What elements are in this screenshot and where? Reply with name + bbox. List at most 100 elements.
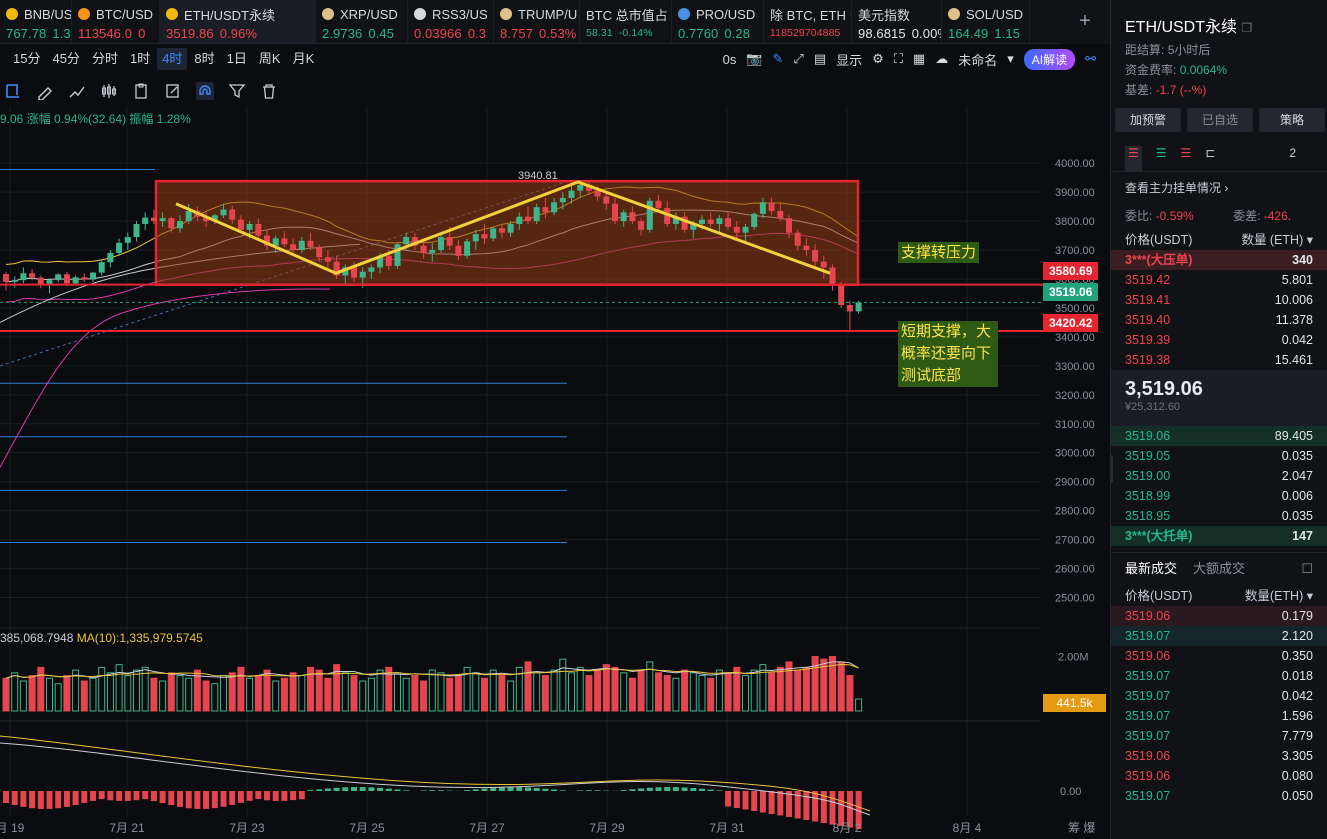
volume-info: 385,068.7948 MA(10):1,335,979.5745 (0, 631, 203, 645)
ticker-tab[interactable]: 除 BTC, ETH 夕 118529704885 (764, 0, 852, 43)
ticker-tab[interactable]: SOL/USD 164.49 1.15 (942, 0, 1030, 43)
macd-bar (37, 791, 44, 809)
ask-row[interactable]: 3519.38 15.461 (1111, 350, 1327, 370)
ticker-tab[interactable]: PRO/USD 0.7760 0.28 (672, 0, 764, 43)
interval-option[interactable]: 45分 (52, 51, 80, 66)
template-icon[interactable]: ▤ (813, 51, 827, 66)
candle-body (11, 280, 18, 282)
candle-body (229, 209, 236, 220)
ask-row[interactable]: 3***(大压单) 340 (1111, 250, 1327, 270)
macd-bar (281, 791, 288, 801)
depth-precision[interactable]: 2 (1289, 146, 1297, 160)
macd-bar (3, 791, 9, 803)
trade-price: 3519.07 (1125, 729, 1171, 743)
candles-icon[interactable] (100, 82, 118, 100)
macd-bar (507, 787, 514, 791)
interval-option[interactable]: 分时 (91, 51, 118, 66)
interval-option[interactable]: 周K (258, 51, 281, 66)
filter-icon[interactable] (228, 82, 246, 100)
depth-mini-icon[interactable]: ⊏ (1205, 146, 1216, 160)
ticker-tab[interactable]: TRUMP/U 8.757 0.53% (494, 0, 580, 43)
panel-collapse-handle[interactable] (1111, 455, 1113, 483)
bid-row[interactable]: 3519.05 0.035 (1111, 446, 1327, 466)
share-icon[interactable]: ⚯ (1085, 51, 1096, 66)
basis-label: 基差: (1125, 83, 1153, 97)
ask-row[interactable]: 3519.40 11.378 (1111, 310, 1327, 330)
ticker-tab[interactable]: RSS3/US 0.03966 0.3 (408, 0, 494, 43)
ask-row[interactable]: 3519.42 5.801 (1111, 270, 1327, 290)
resistance-annotation[interactable]: 支撑转压力 (898, 242, 980, 263)
ticker-tab[interactable]: BTC/USD 113546.0 0 (72, 0, 160, 43)
ticker-tab[interactable]: 美元指数 98.6815 0.00% (852, 0, 942, 43)
ask-row[interactable]: 3519.39 0.042 (1111, 330, 1327, 350)
tab-latest-trades[interactable]: 最新成交 (1125, 561, 1178, 576)
layout-name-select[interactable]: 未命名 (958, 52, 998, 68)
cloud-icon[interactable]: ☁ (935, 51, 949, 66)
clipboard-icon[interactable] (132, 82, 150, 100)
macd-tick-label: 0.00 (1060, 786, 1081, 798)
candle-body (368, 267, 375, 272)
volume-bar (454, 675, 462, 712)
volume-bar (724, 672, 732, 712)
camera-icon[interactable]: 📷 (746, 51, 763, 66)
chart-canvas[interactable]: 4000.003900.003800.003700.003600.003500.… (0, 106, 1106, 839)
add-alert-button[interactable]: 加预警 (1115, 108, 1181, 132)
interval-option[interactable]: 1日 (226, 51, 247, 66)
ticker-tab[interactable]: ETH/USDT永续 3519.86 0.96% (160, 0, 316, 43)
draw-line-icon[interactable] (68, 82, 86, 100)
volume-bar (254, 675, 262, 712)
watchlist-button[interactable]: 已自选 (1187, 108, 1253, 132)
magnet-icon[interactable] (196, 82, 214, 100)
candle-body (211, 215, 218, 222)
copy-icon[interactable]: ❐ (1241, 21, 1253, 35)
tab-big-trades[interactable]: 大额成交 (1193, 561, 1246, 576)
ticker-tab[interactable]: BTC 总市值占 58.31 -0.14% (580, 0, 672, 43)
macd-bar (133, 791, 140, 801)
price-chart[interactable]: 4000.003900.003800.003700.003600.003500.… (0, 106, 1106, 839)
ticker-tab[interactable]: BNB/USD 767.78 1.34 (0, 0, 72, 43)
interval-option[interactable]: 1时 (129, 51, 151, 66)
chevron-down-icon[interactable]: ▾ (1007, 51, 1014, 66)
candle-body (655, 200, 662, 209)
ticker-tab[interactable]: XRP/USD 2.9736 0.45 (316, 0, 408, 43)
trade-row: 3519.07 2.120 (1111, 626, 1327, 646)
bid-row[interactable]: 3518.95 0.035 (1111, 506, 1327, 526)
interval-option[interactable]: 4时 (157, 48, 188, 70)
settings-icon[interactable]: ⚙ (872, 51, 884, 66)
support-annotation[interactable]: 短期支撑，大 概率还要向下 测试底部 (898, 321, 998, 387)
macd-bar (820, 791, 827, 823)
edit-note-icon[interactable] (164, 82, 182, 100)
interval-option[interactable]: 月K (292, 51, 315, 66)
expand-icon[interactable]: ⤢ (793, 51, 804, 66)
pen-icon[interactable]: ✎ (772, 51, 784, 66)
ai-interpret-button[interactable]: AI解读 (1023, 48, 1076, 70)
volume-ma5-value: 385,068.7948 (0, 631, 74, 645)
interval-option[interactable]: 8时 (194, 51, 215, 66)
macd-bar (803, 791, 810, 820)
candle-body (498, 228, 505, 233)
bid-row[interactable]: 3519.06 89.405 (1111, 426, 1327, 446)
fullscreen-icon[interactable]: ⛶ (893, 51, 903, 66)
y-tick-label: 3400.00 (1055, 332, 1095, 344)
strategy-button[interactable]: 策略 (1259, 108, 1325, 132)
interval-option[interactable]: 15分 (13, 51, 41, 66)
cursor-frame-icon[interactable] (4, 82, 22, 100)
brush-icon[interactable] (36, 82, 54, 100)
display-button[interactable]: 显示 (836, 52, 863, 68)
depth-asks-icon[interactable]: ☰ (1180, 146, 1192, 160)
checkbox-icon[interactable]: ☐ (1301, 561, 1313, 576)
trash-icon[interactable] (260, 82, 278, 100)
layout-icon[interactable]: ▦ (912, 51, 926, 66)
candle-body (690, 223, 697, 230)
col-qty[interactable]: 数量 (ETH) ▾ (1241, 233, 1313, 247)
add-tab-button[interactable]: + (1060, 0, 1110, 44)
trade-col-qty[interactable]: 数量(ETH) ▾ (1244, 589, 1313, 603)
bid-row[interactable]: 3518.99 0.006 (1111, 486, 1327, 506)
depth-bids-icon[interactable]: ☰ (1155, 146, 1167, 160)
volume-bar (176, 675, 184, 712)
depth-link[interactable]: 查看主力挂单情况 › (1125, 181, 1229, 195)
bid-row[interactable]: 3***(大托单) 147 (1111, 526, 1327, 546)
bid-row[interactable]: 3519.00 2.047 (1111, 466, 1327, 486)
depth-both-icon[interactable]: ☰ (1125, 146, 1142, 171)
ask-row[interactable]: 3519.41 10.006 (1111, 290, 1327, 310)
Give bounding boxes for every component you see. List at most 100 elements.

▶ SET TASK:
Output the part of the material that opens with the line containing "volume-info: 385,068.7948 MA(10):1,335,979.5745" and closes with the line containing "depth-mini-icon[interactable]: ⊏ (1205, 146, 1216, 160)" as a JSON list of strings, one string per line, leaving out blank lines.

▶ ANSWER BELOW:
[
  "volume-info: 385,068.7948 MA(10):1,335,979.5745 (0, 631, 203, 645)",
  "ticker-tab[interactable]: 除 BTC, ETH 夕 118529704885 (764, 0, 852, 43)",
  "ticker-tab[interactable]: SOL/USD 164.49 1.15 (942, 0, 1030, 43)",
  "macd-bar (37, 791, 44, 809)",
  "ask-row[interactable]: 3519.38 15.461 (1111, 350, 1327, 370)",
  "ticker-tab[interactable]: PRO/USD 0.7760 0.28 (672, 0, 764, 43)",
  "interval-option[interactable]: 45分 (52, 51, 80, 66)",
  "template-icon[interactable]: ▤ (813, 51, 827, 66)",
  "candle-body (11, 280, 18, 282)",
  "candle-body (229, 209, 236, 220)",
  "ask-row[interactable]: 3***(大压单) 340 (1111, 250, 1327, 270)",
  "macd-bar (281, 791, 288, 801)",
  "depth-precision[interactable]: 2 (1289, 146, 1297, 160)",
  "macd-bar (3, 791, 9, 803)",
  "trade-price: 3519.07 (1125, 729, 1171, 743)",
  "candles-icon[interactable] (100, 82, 118, 100)",
  "macd-bar (507, 787, 514, 791)",
  "interval-option[interactable]: 分时 (91, 51, 118, 66)",
  "interval-option[interactable]: 周K (258, 51, 281, 66)",
  "filter-icon[interactable] (228, 82, 246, 100)",
  "depth-mini-icon[interactable]: ⊏ (1205, 146, 1216, 160)"
]